=== Problem details ===
Return each line containing the string "학교혁신을".

=== Excerpted records ===
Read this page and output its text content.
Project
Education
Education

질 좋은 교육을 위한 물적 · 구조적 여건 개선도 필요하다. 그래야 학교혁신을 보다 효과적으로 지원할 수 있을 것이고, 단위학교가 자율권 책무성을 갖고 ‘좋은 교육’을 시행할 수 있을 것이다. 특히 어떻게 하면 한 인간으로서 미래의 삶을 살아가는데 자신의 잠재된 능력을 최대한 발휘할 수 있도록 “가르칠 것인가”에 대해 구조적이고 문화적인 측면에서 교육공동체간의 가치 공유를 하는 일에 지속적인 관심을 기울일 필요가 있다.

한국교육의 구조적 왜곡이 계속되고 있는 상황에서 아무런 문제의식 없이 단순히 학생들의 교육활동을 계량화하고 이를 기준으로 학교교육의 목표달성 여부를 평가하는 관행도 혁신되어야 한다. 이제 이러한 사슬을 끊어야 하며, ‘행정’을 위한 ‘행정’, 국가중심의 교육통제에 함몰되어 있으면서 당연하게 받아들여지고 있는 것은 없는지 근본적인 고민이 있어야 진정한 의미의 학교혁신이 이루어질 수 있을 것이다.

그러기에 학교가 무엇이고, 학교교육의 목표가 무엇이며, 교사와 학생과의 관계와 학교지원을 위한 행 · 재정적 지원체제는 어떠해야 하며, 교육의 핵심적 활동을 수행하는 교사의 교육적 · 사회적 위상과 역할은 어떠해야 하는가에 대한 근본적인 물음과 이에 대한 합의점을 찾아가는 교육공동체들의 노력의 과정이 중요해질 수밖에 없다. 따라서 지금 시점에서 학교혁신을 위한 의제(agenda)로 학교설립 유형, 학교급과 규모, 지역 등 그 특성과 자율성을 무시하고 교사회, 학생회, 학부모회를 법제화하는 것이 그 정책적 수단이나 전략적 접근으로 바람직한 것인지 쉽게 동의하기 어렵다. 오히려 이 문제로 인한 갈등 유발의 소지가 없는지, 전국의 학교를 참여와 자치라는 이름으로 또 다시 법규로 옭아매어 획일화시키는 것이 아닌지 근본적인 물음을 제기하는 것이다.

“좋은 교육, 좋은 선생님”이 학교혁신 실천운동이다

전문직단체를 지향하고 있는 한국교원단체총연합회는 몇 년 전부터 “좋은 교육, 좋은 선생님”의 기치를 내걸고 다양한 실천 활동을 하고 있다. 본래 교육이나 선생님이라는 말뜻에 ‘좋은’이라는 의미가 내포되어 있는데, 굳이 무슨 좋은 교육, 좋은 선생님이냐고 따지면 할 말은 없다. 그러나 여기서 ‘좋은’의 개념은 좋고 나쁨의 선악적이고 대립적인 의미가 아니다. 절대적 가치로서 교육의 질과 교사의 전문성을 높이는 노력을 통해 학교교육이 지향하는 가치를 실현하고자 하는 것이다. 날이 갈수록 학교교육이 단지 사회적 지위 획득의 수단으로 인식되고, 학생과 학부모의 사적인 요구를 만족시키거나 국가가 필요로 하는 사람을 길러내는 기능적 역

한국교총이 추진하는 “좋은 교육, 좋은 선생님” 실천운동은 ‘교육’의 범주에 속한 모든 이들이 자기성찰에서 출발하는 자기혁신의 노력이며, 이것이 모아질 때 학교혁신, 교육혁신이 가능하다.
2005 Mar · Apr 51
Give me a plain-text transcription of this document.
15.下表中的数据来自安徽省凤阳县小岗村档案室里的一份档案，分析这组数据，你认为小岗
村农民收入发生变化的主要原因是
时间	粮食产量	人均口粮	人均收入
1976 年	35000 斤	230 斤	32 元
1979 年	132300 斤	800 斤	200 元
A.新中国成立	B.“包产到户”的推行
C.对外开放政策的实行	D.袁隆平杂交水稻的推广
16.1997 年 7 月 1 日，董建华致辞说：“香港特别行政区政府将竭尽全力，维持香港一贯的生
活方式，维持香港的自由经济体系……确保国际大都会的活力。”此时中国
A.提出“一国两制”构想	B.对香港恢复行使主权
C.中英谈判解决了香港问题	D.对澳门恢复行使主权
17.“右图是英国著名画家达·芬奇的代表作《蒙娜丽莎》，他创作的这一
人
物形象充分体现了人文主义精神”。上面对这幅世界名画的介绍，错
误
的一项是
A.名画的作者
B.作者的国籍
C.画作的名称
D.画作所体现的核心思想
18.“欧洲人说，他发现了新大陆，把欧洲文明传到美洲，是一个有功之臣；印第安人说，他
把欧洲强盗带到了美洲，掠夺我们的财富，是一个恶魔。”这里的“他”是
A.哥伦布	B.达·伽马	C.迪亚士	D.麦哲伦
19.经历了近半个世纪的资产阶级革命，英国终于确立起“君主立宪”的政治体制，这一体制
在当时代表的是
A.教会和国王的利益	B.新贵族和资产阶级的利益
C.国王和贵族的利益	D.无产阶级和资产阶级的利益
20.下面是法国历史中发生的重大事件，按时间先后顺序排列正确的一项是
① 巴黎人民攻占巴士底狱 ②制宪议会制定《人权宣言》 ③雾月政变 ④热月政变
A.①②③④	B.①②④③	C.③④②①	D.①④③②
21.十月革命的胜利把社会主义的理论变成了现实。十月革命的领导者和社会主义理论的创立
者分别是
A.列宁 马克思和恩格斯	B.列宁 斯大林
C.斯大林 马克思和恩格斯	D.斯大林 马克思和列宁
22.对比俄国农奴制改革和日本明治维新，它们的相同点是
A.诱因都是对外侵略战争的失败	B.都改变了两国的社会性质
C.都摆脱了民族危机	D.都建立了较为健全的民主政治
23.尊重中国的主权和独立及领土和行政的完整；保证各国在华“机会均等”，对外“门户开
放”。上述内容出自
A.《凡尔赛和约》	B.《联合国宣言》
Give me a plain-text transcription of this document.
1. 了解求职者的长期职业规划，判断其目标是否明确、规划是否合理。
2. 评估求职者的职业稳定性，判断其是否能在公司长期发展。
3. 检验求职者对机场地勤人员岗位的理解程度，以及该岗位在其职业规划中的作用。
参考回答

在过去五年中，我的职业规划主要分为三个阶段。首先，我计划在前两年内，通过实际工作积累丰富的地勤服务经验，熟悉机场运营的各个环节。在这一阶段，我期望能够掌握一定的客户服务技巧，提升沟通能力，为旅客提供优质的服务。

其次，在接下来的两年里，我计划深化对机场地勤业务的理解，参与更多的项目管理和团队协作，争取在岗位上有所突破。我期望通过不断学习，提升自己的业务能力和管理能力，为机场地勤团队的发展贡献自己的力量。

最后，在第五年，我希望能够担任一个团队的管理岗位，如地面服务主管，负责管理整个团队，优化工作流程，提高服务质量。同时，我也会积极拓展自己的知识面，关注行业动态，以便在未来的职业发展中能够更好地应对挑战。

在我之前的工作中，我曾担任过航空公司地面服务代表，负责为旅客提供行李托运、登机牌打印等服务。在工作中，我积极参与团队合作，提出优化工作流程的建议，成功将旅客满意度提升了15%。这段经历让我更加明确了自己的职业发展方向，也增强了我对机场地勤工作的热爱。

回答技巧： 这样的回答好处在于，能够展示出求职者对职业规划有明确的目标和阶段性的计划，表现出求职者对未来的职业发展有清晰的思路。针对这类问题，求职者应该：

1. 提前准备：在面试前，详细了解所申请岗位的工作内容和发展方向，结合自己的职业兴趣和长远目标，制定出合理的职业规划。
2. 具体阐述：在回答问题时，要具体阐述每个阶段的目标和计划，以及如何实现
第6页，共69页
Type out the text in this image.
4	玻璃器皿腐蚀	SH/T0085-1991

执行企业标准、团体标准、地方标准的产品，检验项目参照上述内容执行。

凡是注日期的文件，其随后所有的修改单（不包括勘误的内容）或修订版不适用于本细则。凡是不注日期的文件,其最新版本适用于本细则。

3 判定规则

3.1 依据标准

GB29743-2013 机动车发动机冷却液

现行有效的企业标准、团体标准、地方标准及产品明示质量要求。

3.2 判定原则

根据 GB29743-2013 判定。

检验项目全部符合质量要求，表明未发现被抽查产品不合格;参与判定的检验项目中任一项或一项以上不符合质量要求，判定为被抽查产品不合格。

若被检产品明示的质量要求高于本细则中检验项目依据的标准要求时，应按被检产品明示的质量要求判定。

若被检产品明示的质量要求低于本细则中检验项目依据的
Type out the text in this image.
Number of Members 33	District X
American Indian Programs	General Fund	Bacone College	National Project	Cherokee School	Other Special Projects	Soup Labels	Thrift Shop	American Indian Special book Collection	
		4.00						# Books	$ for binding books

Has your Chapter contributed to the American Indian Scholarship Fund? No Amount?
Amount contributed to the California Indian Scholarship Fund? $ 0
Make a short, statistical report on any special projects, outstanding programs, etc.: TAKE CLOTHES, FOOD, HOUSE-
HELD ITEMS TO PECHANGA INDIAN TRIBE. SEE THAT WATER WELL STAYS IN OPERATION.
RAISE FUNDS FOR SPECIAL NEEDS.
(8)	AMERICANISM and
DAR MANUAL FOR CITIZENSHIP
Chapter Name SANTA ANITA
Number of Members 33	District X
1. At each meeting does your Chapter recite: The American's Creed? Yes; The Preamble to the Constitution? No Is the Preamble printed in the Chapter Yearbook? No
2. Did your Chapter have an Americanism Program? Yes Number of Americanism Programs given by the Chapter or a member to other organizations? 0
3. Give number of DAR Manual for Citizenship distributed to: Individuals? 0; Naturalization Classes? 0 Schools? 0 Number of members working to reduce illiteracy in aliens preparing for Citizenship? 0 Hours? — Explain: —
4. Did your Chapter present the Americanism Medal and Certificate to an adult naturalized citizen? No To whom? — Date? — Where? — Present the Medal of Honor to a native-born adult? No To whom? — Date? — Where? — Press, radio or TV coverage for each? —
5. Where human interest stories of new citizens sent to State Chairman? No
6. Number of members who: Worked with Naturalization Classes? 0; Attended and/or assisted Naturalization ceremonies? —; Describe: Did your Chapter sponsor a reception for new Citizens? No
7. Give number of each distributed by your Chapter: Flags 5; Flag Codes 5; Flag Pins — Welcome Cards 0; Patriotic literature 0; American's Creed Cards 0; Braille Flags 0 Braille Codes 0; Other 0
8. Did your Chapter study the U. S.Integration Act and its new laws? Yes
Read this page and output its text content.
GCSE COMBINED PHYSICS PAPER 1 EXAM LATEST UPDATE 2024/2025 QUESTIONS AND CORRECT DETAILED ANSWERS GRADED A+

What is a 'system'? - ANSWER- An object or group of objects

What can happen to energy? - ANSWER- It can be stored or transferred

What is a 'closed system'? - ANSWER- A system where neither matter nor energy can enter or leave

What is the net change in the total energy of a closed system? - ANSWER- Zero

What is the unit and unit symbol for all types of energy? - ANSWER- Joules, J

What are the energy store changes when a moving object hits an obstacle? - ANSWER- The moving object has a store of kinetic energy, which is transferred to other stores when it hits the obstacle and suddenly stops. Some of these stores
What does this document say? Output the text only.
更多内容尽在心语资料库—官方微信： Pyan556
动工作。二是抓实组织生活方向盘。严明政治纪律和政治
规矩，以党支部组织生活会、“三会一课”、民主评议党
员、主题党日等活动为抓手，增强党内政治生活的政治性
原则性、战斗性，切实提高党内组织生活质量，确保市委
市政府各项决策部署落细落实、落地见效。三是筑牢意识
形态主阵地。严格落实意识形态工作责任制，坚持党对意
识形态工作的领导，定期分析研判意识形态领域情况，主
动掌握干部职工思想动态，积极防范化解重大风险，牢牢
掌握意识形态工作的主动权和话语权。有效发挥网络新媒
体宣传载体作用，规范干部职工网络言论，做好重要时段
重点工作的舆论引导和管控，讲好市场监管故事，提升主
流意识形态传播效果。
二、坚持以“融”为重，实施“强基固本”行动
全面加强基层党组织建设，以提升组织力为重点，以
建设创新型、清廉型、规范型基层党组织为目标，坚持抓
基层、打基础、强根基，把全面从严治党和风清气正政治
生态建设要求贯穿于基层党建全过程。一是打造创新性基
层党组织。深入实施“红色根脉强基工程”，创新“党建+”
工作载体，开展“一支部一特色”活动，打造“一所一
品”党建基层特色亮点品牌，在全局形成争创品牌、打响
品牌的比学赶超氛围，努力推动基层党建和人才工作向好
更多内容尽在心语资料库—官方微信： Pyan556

=== Final result ===
질 좋은 교육을 위한 물적 · 구조적 여건 개선도 필요하다. 그래야 학교혁신을 보다 효과적으로 지원할 수 있을 것이고, 단위학교가 자율권 책무성을 갖고 ‘좋은 교육’을 시행할 수 있을 것이다. 특히 어떻게 하면 한 인간으로서 미래의 삶을 살아가는데 자신의 잠재된 능력을 최대한 발휘할 수 있도록 “가르칠 것인가”에 대해 구조적이고 문화적인 측면에서 교육공동체간의 가치 공유를 하는 일에 지속적인 관심을 기울일 필요가 있다.
그러기에 학교가 무엇이고, 학교교육의 목표가 무엇이며, 교사와 학생과의 관계와 학교지원을 위한 행 · 재정적 지원체제는 어떠해야 하며, 교육의 핵심적 활동을 수행하는 교사의 교육적 · 사회적 위상과 역할은 어떠해야 하는가에 대한 근본적인 물음과 이에 대한 합의점을 찾아가는 교육공동체들의 노력의 과정이 중요해질 수밖에 없다. 따라서 지금 시점에서 학교혁신을 위한 의제(agenda)로 학교설립 유형, 학교급과 규모, 지역 등 그 특성과 자율성을 무시하고 교사회, 학생회, 학부모회를 법제화하는 것이 그 정책적 수단이나 전략적 접근으로 바람직한 것인지 쉽게 동의하기 어렵다. 오히려 이 문제로 인한 갈등 유발의 소지가 없는지, 전국의 학교를 참여와 자치라는 이름으로 또 다시 법규로 옭아매어 획일화시키는 것이 아닌지 근본적인 물음을 제기하는 것이다.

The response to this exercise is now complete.